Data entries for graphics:
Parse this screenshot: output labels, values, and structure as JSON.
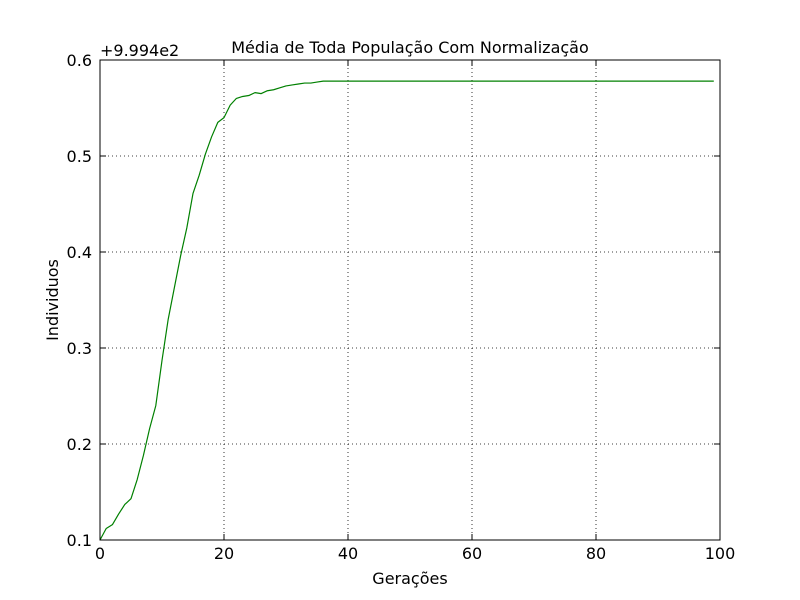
{
  "chart_data": {
    "type": "line",
    "title": "Média de Toda População Com Normalização",
    "xlabel": "Gerações",
    "ylabel": "Individuos",
    "offset_label": "+9.994e2",
    "xlim": [
      0,
      100
    ],
    "ylim": [
      0.1,
      0.6
    ],
    "xticks": [
      0,
      20,
      40,
      60,
      80,
      100
    ],
    "yticks": [
      0.1,
      0.2,
      0.3,
      0.4,
      0.5,
      0.6
    ],
    "xtick_labels": [
      "0",
      "20",
      "40",
      "60",
      "80",
      "100"
    ],
    "ytick_labels": [
      "0.1",
      "0.2",
      "0.3",
      "0.4",
      "0.5",
      "0.6"
    ],
    "grid": true,
    "series": [
      {
        "color": "#008000",
        "x": [
          0,
          1,
          2,
          3,
          4,
          5,
          6,
          7,
          8,
          9,
          10,
          11,
          12,
          13,
          14,
          15,
          16,
          17,
          18,
          19,
          20,
          21,
          22,
          23,
          24,
          25,
          26,
          27,
          28,
          29,
          30,
          31,
          32,
          33,
          34,
          35,
          36,
          37,
          38,
          39,
          40,
          41,
          42,
          43,
          44,
          45,
          46,
          47,
          48,
          49,
          50,
          51,
          52,
          53,
          54,
          55,
          56,
          57,
          58,
          59,
          60,
          61,
          62,
          63,
          64,
          65,
          66,
          67,
          68,
          69,
          70,
          71,
          72,
          73,
          74,
          75,
          76,
          77,
          78,
          79,
          80,
          81,
          82,
          83,
          84,
          85,
          86,
          87,
          88,
          89,
          90,
          91,
          92,
          93,
          94,
          95,
          96,
          97,
          98,
          99
        ],
        "values": [
          0.1,
          0.112,
          0.116,
          0.127,
          0.137,
          0.143,
          0.163,
          0.188,
          0.216,
          0.24,
          0.287,
          0.33,
          0.363,
          0.396,
          0.425,
          0.461,
          0.48,
          0.502,
          0.52,
          0.535,
          0.54,
          0.553,
          0.56,
          0.562,
          0.563,
          0.566,
          0.565,
          0.568,
          0.569,
          0.571,
          0.573,
          0.574,
          0.575,
          0.576,
          0.576,
          0.577,
          0.578,
          0.578,
          0.578,
          0.578,
          0.578,
          0.578,
          0.578,
          0.578,
          0.578,
          0.578,
          0.578,
          0.578,
          0.578,
          0.578,
          0.578,
          0.578,
          0.578,
          0.578,
          0.578,
          0.578,
          0.578,
          0.578,
          0.578,
          0.578,
          0.578,
          0.578,
          0.578,
          0.578,
          0.578,
          0.578,
          0.578,
          0.578,
          0.578,
          0.578,
          0.578,
          0.578,
          0.578,
          0.578,
          0.578,
          0.578,
          0.578,
          0.578,
          0.578,
          0.578,
          0.578,
          0.578,
          0.578,
          0.578,
          0.578,
          0.578,
          0.578,
          0.578,
          0.578,
          0.578,
          0.578,
          0.578,
          0.578,
          0.578,
          0.578,
          0.578,
          0.578,
          0.578,
          0.578,
          0.578
        ]
      }
    ]
  }
}
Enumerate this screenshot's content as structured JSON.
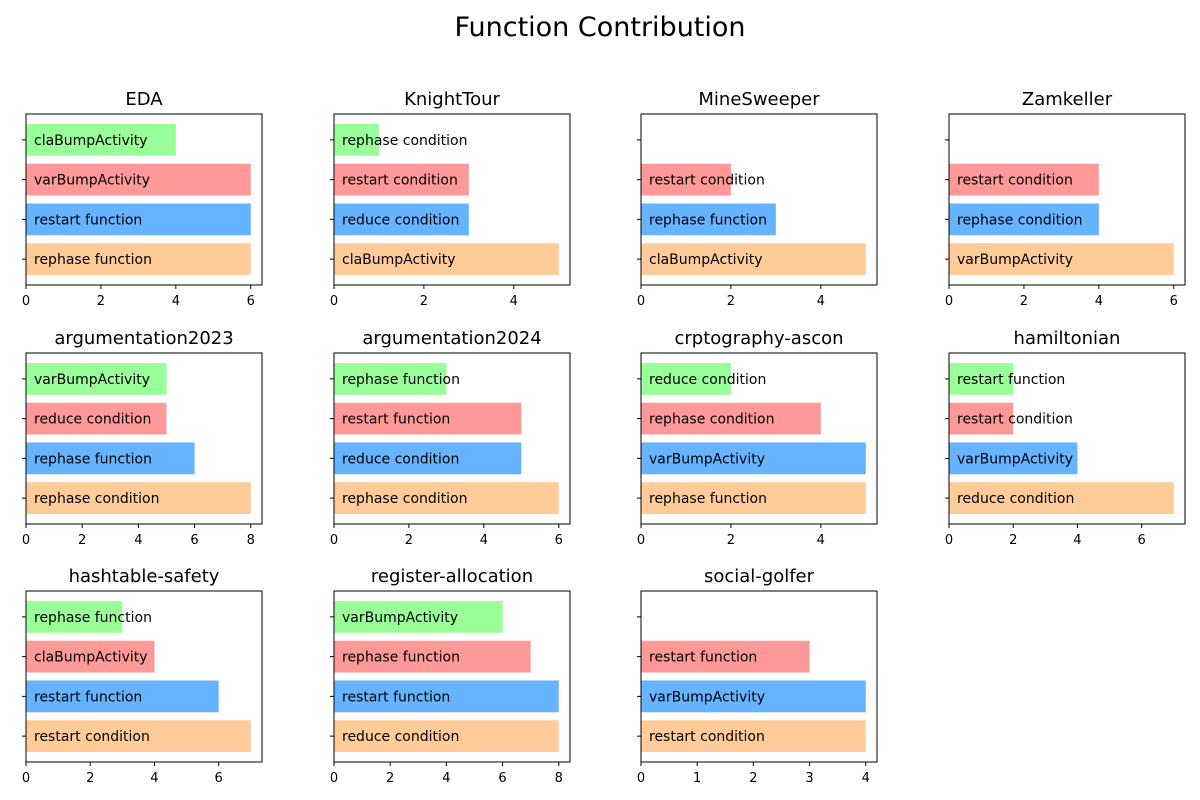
{
  "figure_title": "Function Contribution",
  "colors": {
    "series_bottom": "#ffcc99",
    "series_second": "#66b3ff",
    "series_third": "#ff9999",
    "series_top": "#99ff99",
    "axis": "#000000",
    "background": "#ffffff"
  },
  "chart_data": [
    {
      "type": "bar",
      "orientation": "horizontal",
      "title": "EDA",
      "categories": [
        "rephase function",
        "restart function",
        "varBumpActivity",
        "claBumpActivity"
      ],
      "values": [
        6,
        6,
        6,
        4
      ],
      "xlim": [
        0,
        6.3
      ],
      "xticks": [
        0,
        2,
        4,
        6
      ],
      "grid": false
    },
    {
      "type": "bar",
      "orientation": "horizontal",
      "title": "KnightTour",
      "categories": [
        "claBumpActivity",
        "reduce condition",
        "restart condition",
        "rephase condition"
      ],
      "values": [
        5,
        3,
        3,
        1
      ],
      "xlim": [
        0,
        5.25
      ],
      "xticks": [
        0,
        2,
        4
      ],
      "grid": false
    },
    {
      "type": "bar",
      "orientation": "horizontal",
      "title": "MineSweeper",
      "categories": [
        "claBumpActivity",
        "rephase function",
        "restart condition"
      ],
      "values": [
        5,
        3,
        2
      ],
      "xlim": [
        0,
        5.25
      ],
      "xticks": [
        0,
        2,
        4
      ],
      "grid": false
    },
    {
      "type": "bar",
      "orientation": "horizontal",
      "title": "Zamkeller",
      "categories": [
        "varBumpActivity",
        "rephase condition",
        "restart condition"
      ],
      "values": [
        6,
        4,
        4
      ],
      "xlim": [
        0,
        6.3
      ],
      "xticks": [
        0,
        2,
        4,
        6
      ],
      "grid": false
    },
    {
      "type": "bar",
      "orientation": "horizontal",
      "title": "argumentation2023",
      "categories": [
        "rephase condition",
        "rephase function",
        "reduce condition",
        "varBumpActivity"
      ],
      "values": [
        8,
        6,
        5,
        5
      ],
      "xlim": [
        0,
        8.4
      ],
      "xticks": [
        0,
        2,
        4,
        6,
        8
      ],
      "grid": false
    },
    {
      "type": "bar",
      "orientation": "horizontal",
      "title": "argumentation2024",
      "categories": [
        "rephase condition",
        "reduce condition",
        "restart function",
        "rephase function"
      ],
      "values": [
        6,
        5,
        5,
        3
      ],
      "xlim": [
        0,
        6.3
      ],
      "xticks": [
        0,
        2,
        4,
        6
      ],
      "grid": false
    },
    {
      "type": "bar",
      "orientation": "horizontal",
      "title": "crptography-ascon",
      "categories": [
        "rephase function",
        "varBumpActivity",
        "rephase condition",
        "reduce condition"
      ],
      "values": [
        5,
        5,
        4,
        2
      ],
      "xlim": [
        0,
        5.25
      ],
      "xticks": [
        0,
        2,
        4
      ],
      "grid": false
    },
    {
      "type": "bar",
      "orientation": "horizontal",
      "title": "hamiltonian",
      "categories": [
        "reduce condition",
        "varBumpActivity",
        "restart condition",
        "restart function"
      ],
      "values": [
        7,
        4,
        2,
        2
      ],
      "xlim": [
        0,
        7.35
      ],
      "xticks": [
        0,
        2,
        4,
        6
      ],
      "grid": false
    },
    {
      "type": "bar",
      "orientation": "horizontal",
      "title": "hashtable-safety",
      "categories": [
        "restart condition",
        "restart function",
        "claBumpActivity",
        "rephase function"
      ],
      "values": [
        7,
        6,
        4,
        3
      ],
      "xlim": [
        0,
        7.35
      ],
      "xticks": [
        0,
        2,
        4,
        6
      ],
      "grid": false
    },
    {
      "type": "bar",
      "orientation": "horizontal",
      "title": "register-allocation",
      "categories": [
        "reduce condition",
        "restart function",
        "rephase function",
        "varBumpActivity"
      ],
      "values": [
        8,
        8,
        7,
        6
      ],
      "xlim": [
        0,
        8.4
      ],
      "xticks": [
        0,
        2,
        4,
        6,
        8
      ],
      "grid": false
    },
    {
      "type": "bar",
      "orientation": "horizontal",
      "title": "social-golfer",
      "categories": [
        "restart condition",
        "varBumpActivity",
        "restart function"
      ],
      "values": [
        4,
        4,
        3
      ],
      "xlim": [
        0,
        4.2
      ],
      "xticks": [
        0,
        1,
        2,
        3,
        4
      ],
      "grid": false
    }
  ]
}
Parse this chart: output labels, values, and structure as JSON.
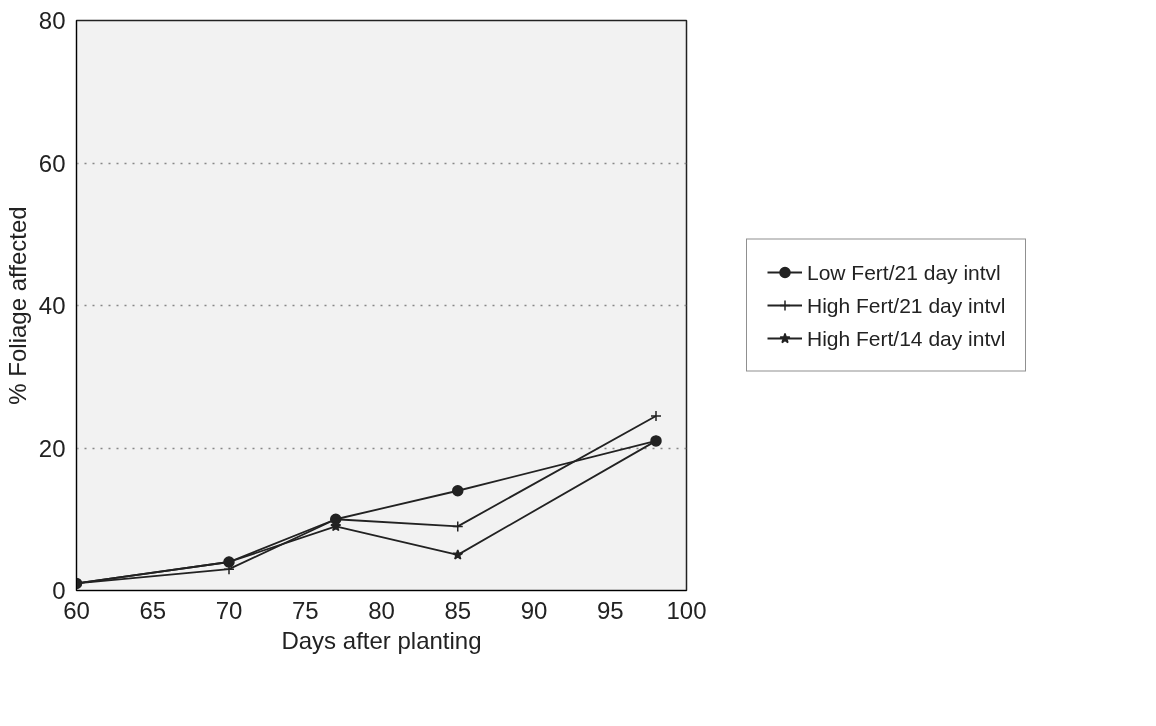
{
  "chart_data": {
    "type": "line",
    "xlabel": "Days after planting",
    "ylabel": "% Foliage affected",
    "x": [
      60,
      70,
      77,
      85,
      98
    ],
    "series": [
      {
        "name": "Low Fert/21 day intvl",
        "color": "#222222",
        "marker": "circle",
        "values": [
          1,
          4,
          10,
          14,
          21
        ]
      },
      {
        "name": "High Fert/21 day intvl",
        "color": "#222222",
        "marker": "cross",
        "values": [
          1,
          3,
          10,
          9,
          24.5
        ]
      },
      {
        "name": "High Fert/14 day intvl",
        "color": "#222222",
        "marker": "star",
        "values": [
          1,
          4,
          9,
          5,
          21
        ]
      }
    ],
    "xlim": [
      60,
      100
    ],
    "xticks": [
      60,
      65,
      70,
      75,
      80,
      85,
      90,
      95,
      100
    ],
    "ylim": [
      0,
      80
    ],
    "yticks": [
      0,
      20,
      40,
      60,
      80
    ],
    "grid": "y",
    "legend": "right",
    "line_style": "solid"
  }
}
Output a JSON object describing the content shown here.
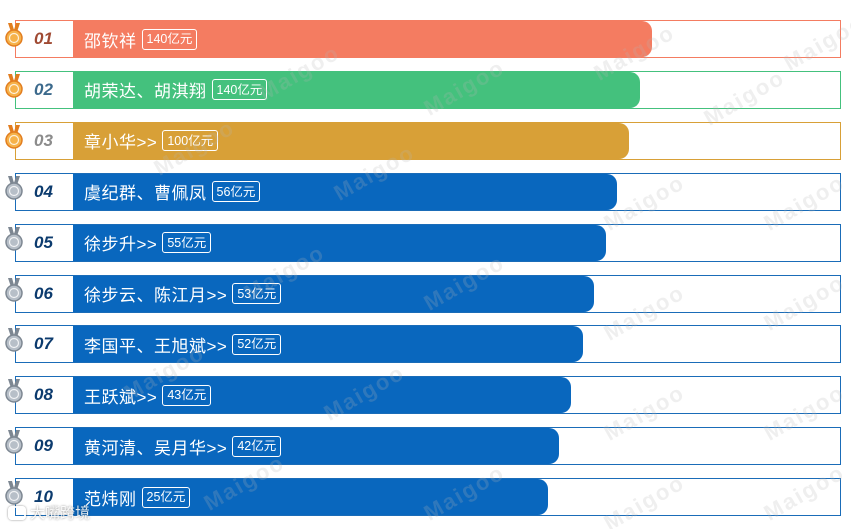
{
  "ranking": {
    "items": [
      {
        "rank": "01",
        "name": "邵钦祥",
        "value": "140亿元",
        "color": "#f47c61",
        "medal": "gold",
        "bar_fraction": 1.0
      },
      {
        "rank": "02",
        "name": "胡荣达、胡淇翔",
        "value": "140亿元",
        "color": "#44c17d",
        "medal": "gold",
        "bar_fraction": 0.98
      },
      {
        "rank": "03",
        "name": "章小华>>",
        "value": "100亿元",
        "color": "#d8a037",
        "medal": "gold",
        "bar_fraction": 0.96
      },
      {
        "rank": "04",
        "name": "虞纪群、曹佩凤",
        "value": "56亿元",
        "color": "#0967be",
        "medal": "silver",
        "bar_fraction": 0.94
      },
      {
        "rank": "05",
        "name": "徐步升>>",
        "value": "55亿元",
        "color": "#0967be",
        "medal": "silver",
        "bar_fraction": 0.92
      },
      {
        "rank": "06",
        "name": "徐步云、陈江月>>",
        "value": "53亿元",
        "color": "#0967be",
        "medal": "silver",
        "bar_fraction": 0.9
      },
      {
        "rank": "07",
        "name": "李国平、王旭斌>>",
        "value": "52亿元",
        "color": "#0967be",
        "medal": "silver",
        "bar_fraction": 0.88
      },
      {
        "rank": "08",
        "name": "王跃斌>>",
        "value": "43亿元",
        "color": "#0967be",
        "medal": "silver",
        "bar_fraction": 0.86
      },
      {
        "rank": "09",
        "name": "黄河清、吴月华>>",
        "value": "42亿元",
        "color": "#0967be",
        "medal": "silver",
        "bar_fraction": 0.84
      },
      {
        "rank": "10",
        "name": "范炜刚",
        "value": "25亿元",
        "color": "#0967be",
        "medal": "silver",
        "bar_fraction": 0.82
      }
    ]
  },
  "watermark": {
    "text": "Maigoo",
    "footer": "大嘴跨境"
  },
  "colors": {
    "frame_border": "#1a6cb8",
    "rank_text": "#0c3b6e",
    "gold_medal": "#f2a13a",
    "silver_medal": "#9aa3ad"
  }
}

> _SET TASK_: Search the listing for the word "ylabel". Copy every line in which it occurs.

> _TASK RESPONSE_:
    "ylabel": "Individuos",
    "ylabel": "% Foliage affected",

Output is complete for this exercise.